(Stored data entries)

▬▬▬

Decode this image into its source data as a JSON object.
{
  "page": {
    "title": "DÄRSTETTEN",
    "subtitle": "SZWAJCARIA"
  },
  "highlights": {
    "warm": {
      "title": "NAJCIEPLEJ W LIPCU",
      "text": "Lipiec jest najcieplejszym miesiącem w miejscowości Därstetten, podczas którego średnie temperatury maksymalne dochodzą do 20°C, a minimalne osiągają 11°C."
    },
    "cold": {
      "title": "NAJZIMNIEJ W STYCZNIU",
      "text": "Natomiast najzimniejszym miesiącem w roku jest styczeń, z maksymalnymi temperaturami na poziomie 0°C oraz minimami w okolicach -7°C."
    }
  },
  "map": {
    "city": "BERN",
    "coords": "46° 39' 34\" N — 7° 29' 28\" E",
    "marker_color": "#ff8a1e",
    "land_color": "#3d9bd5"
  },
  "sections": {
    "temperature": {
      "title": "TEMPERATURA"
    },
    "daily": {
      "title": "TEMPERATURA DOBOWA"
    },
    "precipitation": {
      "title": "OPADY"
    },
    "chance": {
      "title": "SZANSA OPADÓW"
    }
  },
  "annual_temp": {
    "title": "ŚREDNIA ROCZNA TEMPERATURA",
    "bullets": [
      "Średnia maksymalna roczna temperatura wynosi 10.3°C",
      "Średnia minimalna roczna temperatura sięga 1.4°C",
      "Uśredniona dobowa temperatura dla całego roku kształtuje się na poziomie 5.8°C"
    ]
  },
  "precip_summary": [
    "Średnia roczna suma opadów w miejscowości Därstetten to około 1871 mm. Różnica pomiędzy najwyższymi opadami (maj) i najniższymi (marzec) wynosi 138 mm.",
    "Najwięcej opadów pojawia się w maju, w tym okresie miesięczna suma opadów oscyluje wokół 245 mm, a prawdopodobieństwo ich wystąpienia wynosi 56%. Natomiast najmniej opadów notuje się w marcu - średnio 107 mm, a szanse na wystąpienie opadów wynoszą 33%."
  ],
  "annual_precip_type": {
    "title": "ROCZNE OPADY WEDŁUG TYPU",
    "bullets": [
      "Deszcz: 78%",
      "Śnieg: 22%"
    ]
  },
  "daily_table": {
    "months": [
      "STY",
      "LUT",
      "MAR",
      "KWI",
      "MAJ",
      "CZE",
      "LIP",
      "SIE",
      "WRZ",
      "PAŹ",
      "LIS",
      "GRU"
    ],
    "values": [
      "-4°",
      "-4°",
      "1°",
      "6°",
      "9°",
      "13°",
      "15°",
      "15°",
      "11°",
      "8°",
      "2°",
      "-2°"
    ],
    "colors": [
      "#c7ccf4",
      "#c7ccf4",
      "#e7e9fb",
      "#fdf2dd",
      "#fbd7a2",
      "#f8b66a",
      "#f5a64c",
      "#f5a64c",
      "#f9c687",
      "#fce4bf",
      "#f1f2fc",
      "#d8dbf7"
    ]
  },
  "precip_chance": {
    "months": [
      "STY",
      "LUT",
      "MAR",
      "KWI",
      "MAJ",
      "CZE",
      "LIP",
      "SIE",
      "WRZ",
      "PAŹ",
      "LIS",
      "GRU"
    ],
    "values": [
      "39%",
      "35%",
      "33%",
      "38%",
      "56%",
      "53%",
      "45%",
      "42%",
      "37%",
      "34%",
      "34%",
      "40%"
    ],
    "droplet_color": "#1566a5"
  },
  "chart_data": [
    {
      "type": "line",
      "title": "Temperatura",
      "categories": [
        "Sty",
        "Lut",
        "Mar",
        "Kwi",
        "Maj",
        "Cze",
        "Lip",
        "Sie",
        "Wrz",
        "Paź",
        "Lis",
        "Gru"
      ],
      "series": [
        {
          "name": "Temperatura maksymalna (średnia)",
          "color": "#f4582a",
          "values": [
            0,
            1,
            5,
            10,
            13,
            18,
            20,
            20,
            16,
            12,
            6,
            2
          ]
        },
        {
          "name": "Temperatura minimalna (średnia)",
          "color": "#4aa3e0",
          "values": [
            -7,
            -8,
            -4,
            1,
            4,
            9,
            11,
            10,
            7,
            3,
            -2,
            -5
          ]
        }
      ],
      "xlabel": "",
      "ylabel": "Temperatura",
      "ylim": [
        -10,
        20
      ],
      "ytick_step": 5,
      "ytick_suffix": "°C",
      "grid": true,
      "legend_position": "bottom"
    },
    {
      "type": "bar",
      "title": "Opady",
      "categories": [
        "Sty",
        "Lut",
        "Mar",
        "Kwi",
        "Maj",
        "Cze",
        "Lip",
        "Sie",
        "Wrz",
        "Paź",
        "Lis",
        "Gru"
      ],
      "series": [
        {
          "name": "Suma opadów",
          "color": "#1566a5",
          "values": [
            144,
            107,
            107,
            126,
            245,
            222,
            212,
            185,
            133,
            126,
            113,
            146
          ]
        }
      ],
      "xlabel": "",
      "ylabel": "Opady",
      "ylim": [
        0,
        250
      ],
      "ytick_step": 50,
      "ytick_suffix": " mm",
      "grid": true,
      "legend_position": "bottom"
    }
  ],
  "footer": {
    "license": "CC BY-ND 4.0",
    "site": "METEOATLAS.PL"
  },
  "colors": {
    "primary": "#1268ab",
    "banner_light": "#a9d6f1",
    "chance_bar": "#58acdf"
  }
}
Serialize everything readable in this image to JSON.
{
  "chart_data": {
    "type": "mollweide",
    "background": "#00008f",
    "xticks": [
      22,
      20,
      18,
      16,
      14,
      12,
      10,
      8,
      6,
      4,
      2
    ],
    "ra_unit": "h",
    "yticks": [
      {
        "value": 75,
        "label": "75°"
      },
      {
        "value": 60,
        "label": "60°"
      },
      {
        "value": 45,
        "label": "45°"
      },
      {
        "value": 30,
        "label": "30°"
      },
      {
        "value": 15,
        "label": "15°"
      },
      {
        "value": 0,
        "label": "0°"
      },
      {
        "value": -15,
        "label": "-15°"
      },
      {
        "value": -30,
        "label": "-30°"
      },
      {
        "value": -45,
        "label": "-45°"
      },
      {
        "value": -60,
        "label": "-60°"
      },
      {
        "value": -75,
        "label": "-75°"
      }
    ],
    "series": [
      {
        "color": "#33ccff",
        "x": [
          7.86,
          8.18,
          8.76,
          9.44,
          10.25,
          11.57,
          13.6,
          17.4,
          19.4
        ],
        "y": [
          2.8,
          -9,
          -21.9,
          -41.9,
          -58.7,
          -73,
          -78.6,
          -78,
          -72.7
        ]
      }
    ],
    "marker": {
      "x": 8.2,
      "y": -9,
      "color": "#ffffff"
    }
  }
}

▬▬▬

◆ **Stated goal**:
Write out every record verbatim.

◆ **Solution for this exercise**:
Decode this image into its source data as a JSON object.
{
  "page": {
    "title": "DÄRSTETTEN",
    "subtitle": "SZWAJCARIA"
  },
  "highlights": {
    "warm": {
      "title": "NAJCIEPLEJ W LIPCU",
      "text": "Lipiec jest najcieplejszym miesiącem w miejscowości Därstetten, podczas którego średnie temperatury maksymalne dochodzą do 20°C, a minimalne osiągają 11°C."
    },
    "cold": {
      "title": "NAJZIMNIEJ W STYCZNIU",
      "text": "Natomiast najzimniejszym miesiącem w roku jest styczeń, z maksymalnymi temperaturami na poziomie 0°C oraz minimami w okolicach -7°C."
    }
  },
  "map": {
    "city": "BERN",
    "coords": "46° 39' 34\" N — 7° 29' 28\" E",
    "marker_color": "#ff8a1e",
    "land_color": "#3d9bd5"
  },
  "sections": {
    "temperature": {
      "title": "TEMPERATURA"
    },
    "daily": {
      "title": "TEMPERATURA DOBOWA"
    },
    "precipitation": {
      "title": "OPADY"
    },
    "chance": {
      "title": "SZANSA OPADÓW"
    }
  },
  "annual_temp": {
    "title": "ŚREDNIA ROCZNA TEMPERATURA",
    "bullets": [
      "Średnia maksymalna roczna temperatura wynosi 10.3°C",
      "Średnia minimalna roczna temperatura sięga 1.4°C",
      "Uśredniona dobowa temperatura dla całego roku kształtuje się na poziomie 5.8°C"
    ]
  },
  "precip_summary": [
    "Średnia roczna suma opadów w miejscowości Därstetten to około 1871 mm. Różnica pomiędzy najwyższymi opadami (maj) i najniższymi (marzec) wynosi 138 mm.",
    "Najwięcej opadów pojawia się w maju, w tym okresie miesięczna suma opadów oscyluje wokół 245 mm, a prawdopodobieństwo ich wystąpienia wynosi 56%. Natomiast najmniej opadów notuje się w marcu - średnio 107 mm, a szanse na wystąpienie opadów wynoszą 33%."
  ],
  "annual_precip_type": {
    "title": "ROCZNE OPADY WEDŁUG TYPU",
    "bullets": [
      "Deszcz: 78%",
      "Śnieg: 22%"
    ]
  },
  "daily_table": {
    "months": [
      "STY",
      "LUT",
      "MAR",
      "KWI",
      "MAJ",
      "CZE",
      "LIP",
      "SIE",
      "WRZ",
      "PAŹ",
      "LIS",
      "GRU"
    ],
    "values": [
      "-4°",
      "-4°",
      "1°",
      "6°",
      "9°",
      "13°",
      "15°",
      "15°",
      "11°",
      "8°",
      "2°",
      "-2°"
    ],
    "colors": [
      "#c7ccf4",
      "#c7ccf4",
      "#e7e9fb",
      "#fdf2dd",
      "#fbd7a2",
      "#f8b66a",
      "#f5a64c",
      "#f5a64c",
      "#f9c687",
      "#fce4bf",
      "#f1f2fc",
      "#d8dbf7"
    ]
  },
  "precip_chance": {
    "months": [
      "STY",
      "LUT",
      "MAR",
      "KWI",
      "MAJ",
      "CZE",
      "LIP",
      "SIE",
      "WRZ",
      "PAŹ",
      "LIS",
      "GRU"
    ],
    "values": [
      "39%",
      "35%",
      "33%",
      "38%",
      "56%",
      "53%",
      "45%",
      "42%",
      "37%",
      "34%",
      "34%",
      "40%"
    ],
    "droplet_color": "#1566a5"
  },
  "chart_data": [
    {
      "type": "line",
      "title": "Temperatura",
      "categories": [
        "Sty",
        "Lut",
        "Mar",
        "Kwi",
        "Maj",
        "Cze",
        "Lip",
        "Sie",
        "Wrz",
        "Paź",
        "Lis",
        "Gru"
      ],
      "series": [
        {
          "name": "Temperatura maksymalna (średnia)",
          "color": "#f4582a",
          "values": [
            0,
            1,
            5,
            10,
            13,
            18,
            20,
            20,
            16,
            12,
            6,
            2
          ]
        },
        {
          "name": "Temperatura minimalna (średnia)",
          "color": "#4aa3e0",
          "values": [
            -7,
            -8,
            -4,
            1,
            4,
            9,
            11,
            10,
            7,
            3,
            -2,
            -5
          ]
        }
      ],
      "xlabel": "",
      "ylabel": "Temperatura",
      "ylim": [
        -10,
        20
      ],
      "ytick_step": 5,
      "ytick_suffix": "°C",
      "grid": true,
      "legend_position": "bottom"
    },
    {
      "type": "bar",
      "title": "Opady",
      "categories": [
        "Sty",
        "Lut",
        "Mar",
        "Kwi",
        "Maj",
        "Cze",
        "Lip",
        "Sie",
        "Wrz",
        "Paź",
        "Lis",
        "Gru"
      ],
      "series": [
        {
          "name": "Suma opadów",
          "color": "#1566a5",
          "values": [
            144,
            107,
            107,
            126,
            245,
            222,
            212,
            185,
            133,
            126,
            113,
            146
          ]
        }
      ],
      "xlabel": "",
      "ylabel": "Opady",
      "ylim": [
        0,
        250
      ],
      "ytick_step": 50,
      "ytick_suffix": " mm",
      "grid": true,
      "legend_position": "bottom"
    }
  ],
  "footer": {
    "license": "CC BY-ND 4.0",
    "site": "METEOATLAS.PL"
  },
  "colors": {
    "primary": "#1268ab",
    "banner_light": "#a9d6f1",
    "chance_bar": "#58acdf"
  }
}
Serialize everything readable in this image to JSON.
{
  "chart_data": {
    "type": "mollweide",
    "background": "#00008f",
    "xticks": [
      22,
      20,
      18,
      16,
      14,
      12,
      10,
      8,
      6,
      4,
      2
    ],
    "ra_unit": "h",
    "yticks": [
      {
        "value": 75,
        "label": "75°"
      },
      {
        "value": 60,
        "label": "60°"
      },
      {
        "value": 45,
        "label": "45°"
      },
      {
        "value": 30,
        "label": "30°"
      },
      {
        "value": 15,
        "label": "15°"
      },
      {
        "value": 0,
        "label": "0°"
      },
      {
        "value": -15,
        "label": "-15°"
      },
      {
        "value": -30,
        "label": "-30°"
      },
      {
        "value": -45,
        "label": "-45°"
      },
      {
        "value": -60,
        "label": "-60°"
      },
      {
        "value": -75,
        "label": "-75°"
      }
    ],
    "series": [
      {
        "color": "#33ccff",
        "x": [
          7.86,
          8.18,
          8.76,
          9.44,
          10.25,
          11.57,
          13.6,
          17.4,
          19.4
        ],
        "y": [
          2.8,
          -9,
          -21.9,
          -41.9,
          -58.7,
          -73,
          -78.6,
          -78,
          -72.7
        ]
      }
    ],
    "marker": {
      "x": 8.2,
      "y": -9,
      "color": "#ffffff"
    }
  }
}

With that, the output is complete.